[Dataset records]
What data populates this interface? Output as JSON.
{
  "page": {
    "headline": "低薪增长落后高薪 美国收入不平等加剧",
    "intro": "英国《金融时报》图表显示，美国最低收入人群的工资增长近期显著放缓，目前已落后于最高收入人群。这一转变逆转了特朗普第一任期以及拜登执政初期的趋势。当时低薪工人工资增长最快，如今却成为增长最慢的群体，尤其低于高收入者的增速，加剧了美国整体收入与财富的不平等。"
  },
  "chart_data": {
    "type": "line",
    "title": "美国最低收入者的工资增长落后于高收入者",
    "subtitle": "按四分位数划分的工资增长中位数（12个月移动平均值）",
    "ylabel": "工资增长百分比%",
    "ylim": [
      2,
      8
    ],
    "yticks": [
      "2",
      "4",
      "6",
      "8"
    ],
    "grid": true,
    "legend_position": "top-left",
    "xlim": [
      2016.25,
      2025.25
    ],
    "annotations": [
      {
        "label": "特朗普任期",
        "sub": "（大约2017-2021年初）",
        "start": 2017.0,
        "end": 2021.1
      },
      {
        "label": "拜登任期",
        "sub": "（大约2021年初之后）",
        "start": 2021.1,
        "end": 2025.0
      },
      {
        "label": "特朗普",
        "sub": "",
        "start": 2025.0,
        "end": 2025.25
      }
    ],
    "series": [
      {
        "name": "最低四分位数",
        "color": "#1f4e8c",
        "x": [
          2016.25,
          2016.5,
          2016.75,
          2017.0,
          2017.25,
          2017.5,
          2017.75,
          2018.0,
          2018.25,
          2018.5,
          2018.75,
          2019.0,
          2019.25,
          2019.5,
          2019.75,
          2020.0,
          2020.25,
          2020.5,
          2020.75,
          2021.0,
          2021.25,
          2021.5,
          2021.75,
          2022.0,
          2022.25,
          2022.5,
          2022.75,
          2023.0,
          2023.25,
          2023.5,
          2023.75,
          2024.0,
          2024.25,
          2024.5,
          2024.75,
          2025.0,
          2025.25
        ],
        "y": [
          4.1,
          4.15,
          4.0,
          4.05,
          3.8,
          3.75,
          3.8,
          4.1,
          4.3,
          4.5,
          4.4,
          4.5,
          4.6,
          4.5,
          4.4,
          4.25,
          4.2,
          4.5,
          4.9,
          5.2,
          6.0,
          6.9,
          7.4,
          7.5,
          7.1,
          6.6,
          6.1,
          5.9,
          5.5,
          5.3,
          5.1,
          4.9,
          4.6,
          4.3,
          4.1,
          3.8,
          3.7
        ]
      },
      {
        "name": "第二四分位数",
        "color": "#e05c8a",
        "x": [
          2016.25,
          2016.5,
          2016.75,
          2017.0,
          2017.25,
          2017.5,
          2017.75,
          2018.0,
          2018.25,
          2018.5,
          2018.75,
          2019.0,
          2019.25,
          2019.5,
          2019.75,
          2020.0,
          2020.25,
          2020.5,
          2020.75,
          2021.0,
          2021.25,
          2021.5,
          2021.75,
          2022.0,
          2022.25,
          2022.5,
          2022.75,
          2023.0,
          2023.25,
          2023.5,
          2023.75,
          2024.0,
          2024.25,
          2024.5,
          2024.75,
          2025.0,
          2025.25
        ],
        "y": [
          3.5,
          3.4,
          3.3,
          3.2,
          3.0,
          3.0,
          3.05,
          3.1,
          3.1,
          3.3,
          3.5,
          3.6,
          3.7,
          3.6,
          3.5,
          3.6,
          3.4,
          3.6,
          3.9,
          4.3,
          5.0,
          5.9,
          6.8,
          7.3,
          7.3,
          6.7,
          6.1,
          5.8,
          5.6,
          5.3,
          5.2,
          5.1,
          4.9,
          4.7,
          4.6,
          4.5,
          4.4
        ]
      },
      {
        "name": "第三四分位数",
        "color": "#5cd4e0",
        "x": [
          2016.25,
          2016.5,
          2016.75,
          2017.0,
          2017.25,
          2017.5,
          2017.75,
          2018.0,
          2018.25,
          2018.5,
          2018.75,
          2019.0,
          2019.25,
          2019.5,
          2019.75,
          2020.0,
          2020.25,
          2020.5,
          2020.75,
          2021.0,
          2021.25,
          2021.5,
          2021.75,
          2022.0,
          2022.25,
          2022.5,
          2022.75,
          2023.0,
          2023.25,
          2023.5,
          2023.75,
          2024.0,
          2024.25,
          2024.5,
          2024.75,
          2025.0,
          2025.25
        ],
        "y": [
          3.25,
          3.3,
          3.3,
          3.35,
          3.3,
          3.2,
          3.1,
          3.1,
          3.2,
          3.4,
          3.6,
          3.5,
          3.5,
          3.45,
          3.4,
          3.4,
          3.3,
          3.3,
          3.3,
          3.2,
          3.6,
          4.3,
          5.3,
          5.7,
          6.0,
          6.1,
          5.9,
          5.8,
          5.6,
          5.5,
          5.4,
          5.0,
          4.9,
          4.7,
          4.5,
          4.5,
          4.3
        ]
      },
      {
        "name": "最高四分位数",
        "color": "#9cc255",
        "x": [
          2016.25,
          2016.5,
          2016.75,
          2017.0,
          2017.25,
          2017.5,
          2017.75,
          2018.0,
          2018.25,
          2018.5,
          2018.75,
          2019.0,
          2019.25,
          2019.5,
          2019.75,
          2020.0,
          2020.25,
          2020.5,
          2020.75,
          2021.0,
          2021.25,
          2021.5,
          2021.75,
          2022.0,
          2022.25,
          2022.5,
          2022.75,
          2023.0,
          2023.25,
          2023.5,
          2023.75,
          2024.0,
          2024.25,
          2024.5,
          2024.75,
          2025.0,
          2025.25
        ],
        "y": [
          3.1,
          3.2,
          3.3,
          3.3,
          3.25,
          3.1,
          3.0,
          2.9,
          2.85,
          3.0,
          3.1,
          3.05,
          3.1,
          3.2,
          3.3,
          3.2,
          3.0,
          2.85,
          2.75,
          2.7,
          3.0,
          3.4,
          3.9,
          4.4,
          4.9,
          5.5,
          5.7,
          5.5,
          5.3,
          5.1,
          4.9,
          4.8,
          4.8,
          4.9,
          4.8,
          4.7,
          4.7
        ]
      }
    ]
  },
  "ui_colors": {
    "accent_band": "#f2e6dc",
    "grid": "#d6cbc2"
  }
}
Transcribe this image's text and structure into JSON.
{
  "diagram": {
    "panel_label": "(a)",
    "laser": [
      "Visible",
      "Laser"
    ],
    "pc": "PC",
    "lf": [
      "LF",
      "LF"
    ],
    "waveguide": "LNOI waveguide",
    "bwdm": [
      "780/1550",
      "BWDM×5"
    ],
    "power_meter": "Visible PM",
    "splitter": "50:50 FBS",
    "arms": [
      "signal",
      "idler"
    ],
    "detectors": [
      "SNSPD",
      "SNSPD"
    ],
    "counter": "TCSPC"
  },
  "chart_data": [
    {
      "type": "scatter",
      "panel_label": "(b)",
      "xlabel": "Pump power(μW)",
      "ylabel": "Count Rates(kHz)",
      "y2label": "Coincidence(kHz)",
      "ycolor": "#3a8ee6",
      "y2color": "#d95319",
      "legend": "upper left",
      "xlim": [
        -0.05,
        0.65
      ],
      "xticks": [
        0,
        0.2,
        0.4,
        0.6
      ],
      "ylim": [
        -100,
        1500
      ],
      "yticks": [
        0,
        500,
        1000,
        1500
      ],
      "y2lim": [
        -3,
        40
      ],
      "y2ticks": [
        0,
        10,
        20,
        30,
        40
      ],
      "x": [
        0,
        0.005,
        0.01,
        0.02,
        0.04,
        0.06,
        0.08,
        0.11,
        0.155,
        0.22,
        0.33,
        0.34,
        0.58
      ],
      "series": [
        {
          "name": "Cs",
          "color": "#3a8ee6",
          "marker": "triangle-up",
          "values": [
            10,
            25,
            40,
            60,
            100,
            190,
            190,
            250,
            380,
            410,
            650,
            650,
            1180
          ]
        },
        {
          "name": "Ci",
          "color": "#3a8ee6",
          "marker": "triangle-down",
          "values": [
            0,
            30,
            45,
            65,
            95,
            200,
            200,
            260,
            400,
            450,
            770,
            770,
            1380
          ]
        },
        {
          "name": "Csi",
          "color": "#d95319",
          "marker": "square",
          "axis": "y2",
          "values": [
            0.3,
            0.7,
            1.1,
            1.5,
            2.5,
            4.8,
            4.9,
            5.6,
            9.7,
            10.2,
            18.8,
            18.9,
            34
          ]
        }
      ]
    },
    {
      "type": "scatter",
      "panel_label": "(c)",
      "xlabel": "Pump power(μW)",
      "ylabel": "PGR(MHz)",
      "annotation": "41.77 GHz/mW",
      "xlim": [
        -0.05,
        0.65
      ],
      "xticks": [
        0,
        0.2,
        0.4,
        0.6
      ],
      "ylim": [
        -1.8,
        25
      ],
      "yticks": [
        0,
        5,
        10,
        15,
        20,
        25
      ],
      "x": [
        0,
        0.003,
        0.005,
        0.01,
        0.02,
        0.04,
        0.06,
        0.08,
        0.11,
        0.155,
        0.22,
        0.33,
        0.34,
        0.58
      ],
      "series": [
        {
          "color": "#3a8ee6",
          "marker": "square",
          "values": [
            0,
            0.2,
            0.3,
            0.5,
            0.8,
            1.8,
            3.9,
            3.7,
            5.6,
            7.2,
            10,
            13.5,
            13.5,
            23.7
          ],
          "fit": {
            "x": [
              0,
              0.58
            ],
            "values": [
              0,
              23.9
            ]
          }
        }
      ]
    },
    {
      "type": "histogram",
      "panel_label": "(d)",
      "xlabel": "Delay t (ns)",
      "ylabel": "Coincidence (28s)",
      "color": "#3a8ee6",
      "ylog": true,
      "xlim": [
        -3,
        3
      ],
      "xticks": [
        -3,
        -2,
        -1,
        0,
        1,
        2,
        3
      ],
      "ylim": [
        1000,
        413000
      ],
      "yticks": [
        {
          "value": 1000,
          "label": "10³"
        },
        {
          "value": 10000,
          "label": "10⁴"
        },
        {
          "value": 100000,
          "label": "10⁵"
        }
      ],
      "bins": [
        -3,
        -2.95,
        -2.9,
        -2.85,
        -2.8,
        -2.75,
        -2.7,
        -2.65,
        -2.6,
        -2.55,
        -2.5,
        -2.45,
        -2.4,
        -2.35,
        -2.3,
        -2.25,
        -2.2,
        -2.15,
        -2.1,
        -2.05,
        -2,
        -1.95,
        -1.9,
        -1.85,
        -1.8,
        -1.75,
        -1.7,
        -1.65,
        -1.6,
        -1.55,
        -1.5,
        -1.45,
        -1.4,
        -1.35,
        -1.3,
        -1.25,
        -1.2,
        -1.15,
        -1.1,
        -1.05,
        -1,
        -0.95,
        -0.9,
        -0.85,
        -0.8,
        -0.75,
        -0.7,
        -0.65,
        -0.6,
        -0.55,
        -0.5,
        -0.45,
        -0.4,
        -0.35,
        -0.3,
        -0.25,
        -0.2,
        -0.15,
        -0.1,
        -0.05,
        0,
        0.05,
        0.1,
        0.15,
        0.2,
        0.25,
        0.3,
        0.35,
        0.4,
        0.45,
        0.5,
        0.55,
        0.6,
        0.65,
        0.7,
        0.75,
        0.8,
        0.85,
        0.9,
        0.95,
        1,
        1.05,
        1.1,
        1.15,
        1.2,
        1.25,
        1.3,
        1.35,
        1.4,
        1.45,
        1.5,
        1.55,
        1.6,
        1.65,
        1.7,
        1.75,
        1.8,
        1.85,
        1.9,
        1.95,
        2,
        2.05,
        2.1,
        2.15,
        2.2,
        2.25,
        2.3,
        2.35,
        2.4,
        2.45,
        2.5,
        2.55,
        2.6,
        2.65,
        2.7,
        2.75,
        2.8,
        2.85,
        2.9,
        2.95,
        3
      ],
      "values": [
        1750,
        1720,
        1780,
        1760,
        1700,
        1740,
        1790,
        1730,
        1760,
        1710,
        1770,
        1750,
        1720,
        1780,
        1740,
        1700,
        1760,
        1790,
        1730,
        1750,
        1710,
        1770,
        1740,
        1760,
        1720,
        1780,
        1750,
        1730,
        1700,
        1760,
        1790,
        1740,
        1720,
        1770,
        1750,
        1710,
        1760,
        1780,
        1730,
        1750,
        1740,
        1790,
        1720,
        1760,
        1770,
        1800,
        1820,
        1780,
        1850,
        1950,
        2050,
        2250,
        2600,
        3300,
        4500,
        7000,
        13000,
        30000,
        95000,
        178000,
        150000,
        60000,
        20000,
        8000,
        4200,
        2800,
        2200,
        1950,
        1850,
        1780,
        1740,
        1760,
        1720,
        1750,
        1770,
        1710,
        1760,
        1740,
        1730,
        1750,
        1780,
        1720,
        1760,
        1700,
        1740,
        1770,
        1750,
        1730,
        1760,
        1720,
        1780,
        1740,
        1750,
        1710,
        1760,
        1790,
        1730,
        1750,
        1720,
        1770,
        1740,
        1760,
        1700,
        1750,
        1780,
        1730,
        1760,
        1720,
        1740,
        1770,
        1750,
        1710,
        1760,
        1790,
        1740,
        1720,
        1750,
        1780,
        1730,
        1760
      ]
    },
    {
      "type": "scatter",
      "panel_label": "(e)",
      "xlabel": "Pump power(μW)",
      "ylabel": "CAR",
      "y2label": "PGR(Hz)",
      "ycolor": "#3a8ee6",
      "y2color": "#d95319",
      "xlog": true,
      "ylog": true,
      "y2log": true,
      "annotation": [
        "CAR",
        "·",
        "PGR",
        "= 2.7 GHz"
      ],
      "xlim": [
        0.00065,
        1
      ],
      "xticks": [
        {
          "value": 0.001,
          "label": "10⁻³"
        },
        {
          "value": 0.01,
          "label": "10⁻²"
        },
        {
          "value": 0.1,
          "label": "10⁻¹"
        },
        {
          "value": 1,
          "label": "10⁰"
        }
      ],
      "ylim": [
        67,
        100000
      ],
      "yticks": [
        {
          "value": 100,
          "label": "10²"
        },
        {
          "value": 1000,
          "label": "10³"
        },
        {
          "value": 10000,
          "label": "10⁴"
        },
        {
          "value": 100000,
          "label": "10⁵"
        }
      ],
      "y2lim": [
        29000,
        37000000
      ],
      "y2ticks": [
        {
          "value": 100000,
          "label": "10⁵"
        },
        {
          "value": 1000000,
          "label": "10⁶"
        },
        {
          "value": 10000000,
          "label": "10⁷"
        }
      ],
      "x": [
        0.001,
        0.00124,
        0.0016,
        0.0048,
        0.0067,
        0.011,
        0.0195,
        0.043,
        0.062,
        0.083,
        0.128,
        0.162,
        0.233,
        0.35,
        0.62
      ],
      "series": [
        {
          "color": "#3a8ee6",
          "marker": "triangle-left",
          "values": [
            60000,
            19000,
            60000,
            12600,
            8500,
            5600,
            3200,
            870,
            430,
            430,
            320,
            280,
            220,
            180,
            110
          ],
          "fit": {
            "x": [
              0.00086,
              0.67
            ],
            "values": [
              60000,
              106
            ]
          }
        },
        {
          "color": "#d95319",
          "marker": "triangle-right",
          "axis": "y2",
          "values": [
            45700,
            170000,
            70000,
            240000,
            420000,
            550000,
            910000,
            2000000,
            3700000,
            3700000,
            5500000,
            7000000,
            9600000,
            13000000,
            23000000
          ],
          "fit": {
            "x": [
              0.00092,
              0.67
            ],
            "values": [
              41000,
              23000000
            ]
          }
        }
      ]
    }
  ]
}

### What is asked
Work through the data and report how many of its lines hold the word "left", giving only the figure.

### Response to this exercise
3